## BEGIN

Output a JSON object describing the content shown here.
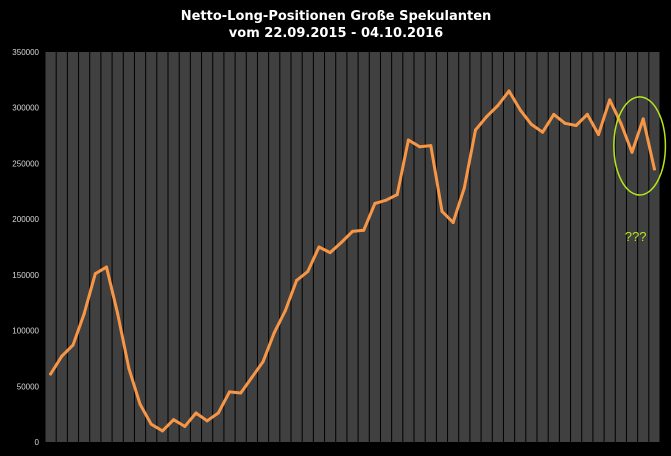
{
  "chart_data": {
    "type": "line",
    "title_lines": [
      "Netto-Long-Positionen  Große Spekulanten",
      "vom 22.09.2015  - 04.10.2016"
    ],
    "xlabel": "",
    "ylabel": "",
    "ylim": [
      0,
      350000
    ],
    "yticks": [
      0,
      50000,
      100000,
      150000,
      200000,
      250000,
      300000,
      350000
    ],
    "ytick_labels": [
      "0",
      "50000",
      "100000",
      "150000",
      "200000",
      "250000",
      "300000",
      "350000"
    ],
    "grid": "vertical lines per data point",
    "legend": "none",
    "colors": {
      "background": "#000000",
      "plot_area": "#404040",
      "grid": "#000000",
      "series": "#f79646",
      "annotation": "#b5e61d"
    },
    "series": [
      {
        "values": [
          61000,
          77000,
          87000,
          115000,
          151000,
          157000,
          115000,
          66000,
          34000,
          16000,
          10000,
          20000,
          14000,
          26000,
          19000,
          26000,
          45000,
          44000,
          58000,
          72000,
          98000,
          118000,
          145000,
          153000,
          175000,
          170000,
          179000,
          189000,
          190000,
          214000,
          217000,
          222000,
          271000,
          265000,
          266000,
          207000,
          197000,
          228000,
          280000,
          292000,
          302000,
          315000,
          298000,
          285000,
          278000,
          294000,
          286000,
          284000,
          294000,
          276000,
          307000,
          286000,
          260000,
          290000,
          245000
        ]
      }
    ],
    "annotations": {
      "circled_region": "last 4 points",
      "text": "???"
    }
  }
}
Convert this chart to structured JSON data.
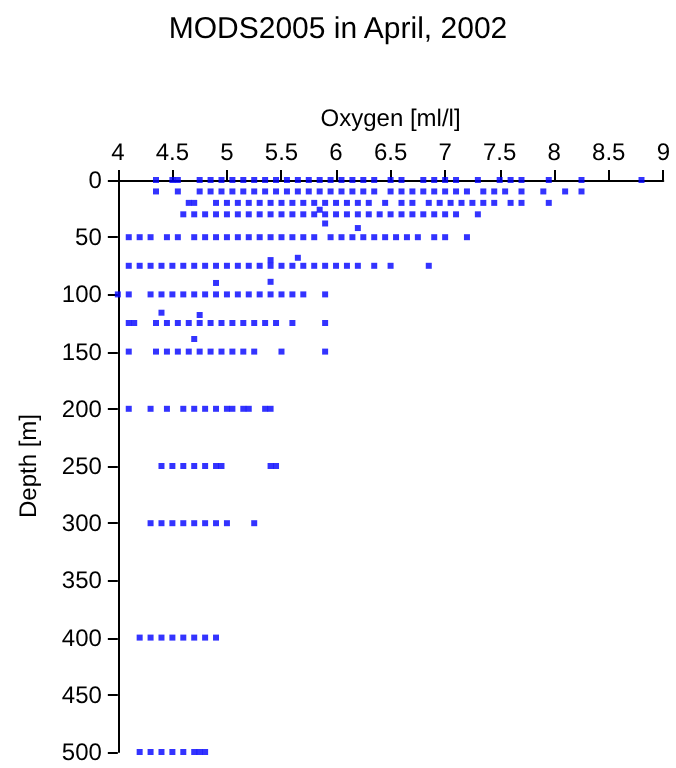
{
  "chart_data": {
    "type": "scatter",
    "title": "MODS2005 in April, 2002",
    "xlabel": "Oxygen [ml/l]",
    "ylabel": "Depth [m]",
    "xlim": [
      4,
      9
    ],
    "xticks": [
      4,
      4.5,
      5,
      5.5,
      6,
      6.5,
      7,
      7.5,
      8,
      8.5,
      9
    ],
    "ylim": [
      500,
      0
    ],
    "yticks": [
      0,
      50,
      100,
      150,
      200,
      250,
      300,
      350,
      400,
      450,
      500
    ],
    "marker": "square",
    "series": [
      {
        "color": "#0000ff",
        "x": [
          4.35,
          4.5,
          4.55,
          4.75,
          4.85,
          4.95,
          5.05,
          5.15,
          5.25,
          5.35,
          5.45,
          5.55,
          5.65,
          5.75,
          5.85,
          5.95,
          6.05,
          6.15,
          6.25,
          6.35,
          6.5,
          6.6,
          6.8,
          6.9,
          7.0,
          7.1,
          7.3,
          7.5,
          7.6,
          7.7,
          7.95,
          8.25,
          8.8
        ],
        "values": [
          0,
          0,
          0,
          0,
          0,
          0,
          0,
          0,
          0,
          0,
          0,
          0,
          0,
          0,
          0,
          0,
          0,
          0,
          0,
          0,
          0,
          0,
          0,
          0,
          0,
          0,
          0,
          0,
          0,
          0,
          0,
          0,
          0
        ]
      },
      {
        "color": "#0000ff",
        "x": [
          4.35,
          4.55,
          4.75,
          4.85,
          4.95,
          5.05,
          5.15,
          5.25,
          5.35,
          5.45,
          5.55,
          5.65,
          5.75,
          5.85,
          5.95,
          6.05,
          6.15,
          6.25,
          6.35,
          6.5,
          6.6,
          6.7,
          6.8,
          6.9,
          7.0,
          7.1,
          7.2,
          7.35,
          7.45,
          7.55,
          7.7,
          7.9,
          8.1,
          8.25
        ],
        "values": [
          10,
          10,
          10,
          10,
          10,
          10,
          10,
          10,
          10,
          10,
          10,
          10,
          10,
          10,
          10,
          10,
          10,
          10,
          10,
          10,
          10,
          10,
          10,
          10,
          10,
          10,
          10,
          10,
          10,
          10,
          10,
          10,
          10,
          10
        ]
      },
      {
        "color": "#0000ff",
        "x": [
          4.65,
          4.7,
          4.9,
          5.0,
          5.1,
          5.2,
          5.3,
          5.4,
          5.5,
          5.6,
          5.7,
          5.8,
          5.9,
          6.0,
          6.1,
          6.2,
          6.3,
          6.45,
          6.6,
          6.7,
          6.85,
          6.95,
          7.05,
          7.15,
          7.25,
          7.35,
          7.45,
          7.6,
          7.7,
          7.95
        ],
        "values": [
          20,
          20,
          20,
          20,
          20,
          20,
          20,
          20,
          20,
          20,
          20,
          20,
          20,
          20,
          20,
          20,
          20,
          20,
          20,
          20,
          20,
          20,
          20,
          20,
          20,
          20,
          20,
          20,
          20,
          20
        ]
      },
      {
        "color": "#0000ff",
        "x": [
          4.6,
          4.7,
          4.8,
          4.9,
          5.0,
          5.1,
          5.2,
          5.3,
          5.4,
          5.5,
          5.6,
          5.7,
          5.8,
          5.9,
          6.0,
          6.1,
          6.2,
          6.3,
          6.4,
          6.5,
          6.6,
          6.7,
          6.8,
          6.9,
          7.0,
          7.1,
          7.3,
          5.85,
          5.9,
          6.2
        ],
        "values": [
          30,
          30,
          30,
          30,
          30,
          30,
          30,
          30,
          30,
          30,
          30,
          30,
          30,
          30,
          30,
          30,
          30,
          30,
          30,
          30,
          30,
          30,
          30,
          30,
          30,
          30,
          30,
          26,
          38,
          42
        ]
      },
      {
        "color": "#0000ff",
        "x": [
          4.1,
          4.2,
          4.3,
          4.45,
          4.55,
          4.7,
          4.8,
          4.9,
          5.0,
          5.1,
          5.2,
          5.3,
          5.4,
          5.5,
          5.6,
          5.7,
          5.8,
          5.95,
          6.05,
          6.15,
          6.25,
          6.35,
          6.45,
          6.55,
          6.65,
          6.75,
          6.9,
          7.0,
          7.2,
          5.4,
          5.65
        ],
        "values": [
          50,
          50,
          50,
          50,
          50,
          50,
          50,
          50,
          50,
          50,
          50,
          50,
          50,
          50,
          50,
          50,
          50,
          50,
          50,
          50,
          50,
          50,
          50,
          50,
          50,
          50,
          50,
          50,
          50,
          70,
          68
        ]
      },
      {
        "color": "#0000ff",
        "x": [
          4.1,
          4.2,
          4.3,
          4.4,
          4.5,
          4.6,
          4.7,
          4.8,
          4.9,
          5.0,
          5.1,
          5.2,
          5.3,
          5.4,
          5.5,
          5.6,
          5.7,
          5.8,
          5.9,
          6.0,
          6.1,
          6.2,
          6.35,
          6.5,
          6.85,
          4.9,
          5.4
        ],
        "values": [
          75,
          75,
          75,
          75,
          75,
          75,
          75,
          75,
          75,
          75,
          75,
          75,
          75,
          75,
          75,
          75,
          75,
          75,
          75,
          75,
          75,
          75,
          75,
          75,
          75,
          90,
          89
        ]
      },
      {
        "color": "#0000ff",
        "x": [
          4.0,
          4.1,
          4.3,
          4.4,
          4.5,
          4.6,
          4.7,
          4.8,
          4.9,
          5.0,
          5.1,
          5.2,
          5.3,
          5.4,
          5.5,
          5.6,
          5.7,
          5.9,
          4.4,
          4.75
        ],
        "values": [
          100,
          100,
          100,
          100,
          100,
          100,
          100,
          100,
          100,
          100,
          100,
          100,
          100,
          100,
          100,
          100,
          100,
          100,
          116,
          118
        ]
      },
      {
        "color": "#0000ff",
        "x": [
          4.1,
          4.15,
          4.35,
          4.45,
          4.55,
          4.65,
          4.75,
          4.85,
          4.95,
          5.05,
          5.15,
          5.25,
          5.35,
          5.45,
          5.6,
          5.9,
          4.7
        ],
        "values": [
          125,
          125,
          125,
          125,
          125,
          125,
          125,
          125,
          125,
          125,
          125,
          125,
          125,
          125,
          125,
          125,
          139
        ]
      },
      {
        "color": "#0000ff",
        "x": [
          4.1,
          4.35,
          4.45,
          4.55,
          4.65,
          4.75,
          4.85,
          4.95,
          5.05,
          5.15,
          5.25,
          5.5,
          5.9
        ],
        "values": [
          150,
          150,
          150,
          150,
          150,
          150,
          150,
          150,
          150,
          150,
          150,
          150,
          150
        ]
      },
      {
        "color": "#0000ff",
        "x": [
          4.1,
          4.3,
          4.45,
          4.6,
          4.7,
          4.8,
          4.9,
          5.0,
          5.05,
          5.15,
          5.2,
          5.35,
          5.4
        ],
        "values": [
          200,
          200,
          200,
          200,
          200,
          200,
          200,
          200,
          200,
          200,
          200,
          200,
          200
        ]
      },
      {
        "color": "#0000ff",
        "x": [
          4.4,
          4.5,
          4.6,
          4.7,
          4.8,
          4.9,
          4.95,
          5.4,
          5.45
        ],
        "values": [
          250,
          250,
          250,
          250,
          250,
          250,
          250,
          250,
          250
        ]
      },
      {
        "color": "#0000ff",
        "x": [
          4.3,
          4.4,
          4.5,
          4.6,
          4.7,
          4.8,
          4.9,
          5.0,
          5.25
        ],
        "values": [
          300,
          300,
          300,
          300,
          300,
          300,
          300,
          300,
          300
        ]
      },
      {
        "color": "#0000ff",
        "x": [
          4.2,
          4.3,
          4.4,
          4.5,
          4.6,
          4.7,
          4.8,
          4.9
        ],
        "values": [
          400,
          400,
          400,
          400,
          400,
          400,
          400,
          400
        ]
      },
      {
        "color": "#0000ff",
        "x": [
          4.2,
          4.3,
          4.4,
          4.5,
          4.6,
          4.7,
          4.75,
          4.8
        ],
        "values": [
          500,
          500,
          500,
          500,
          500,
          500,
          500,
          500
        ]
      }
    ]
  }
}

## END

# Goal of the exercise:
Identify the lines that hold the word "JSON". Copy every one of them.

# Solved problem:
Output a JSON object describing the content shown here.
Convert this chart to structured JSON data.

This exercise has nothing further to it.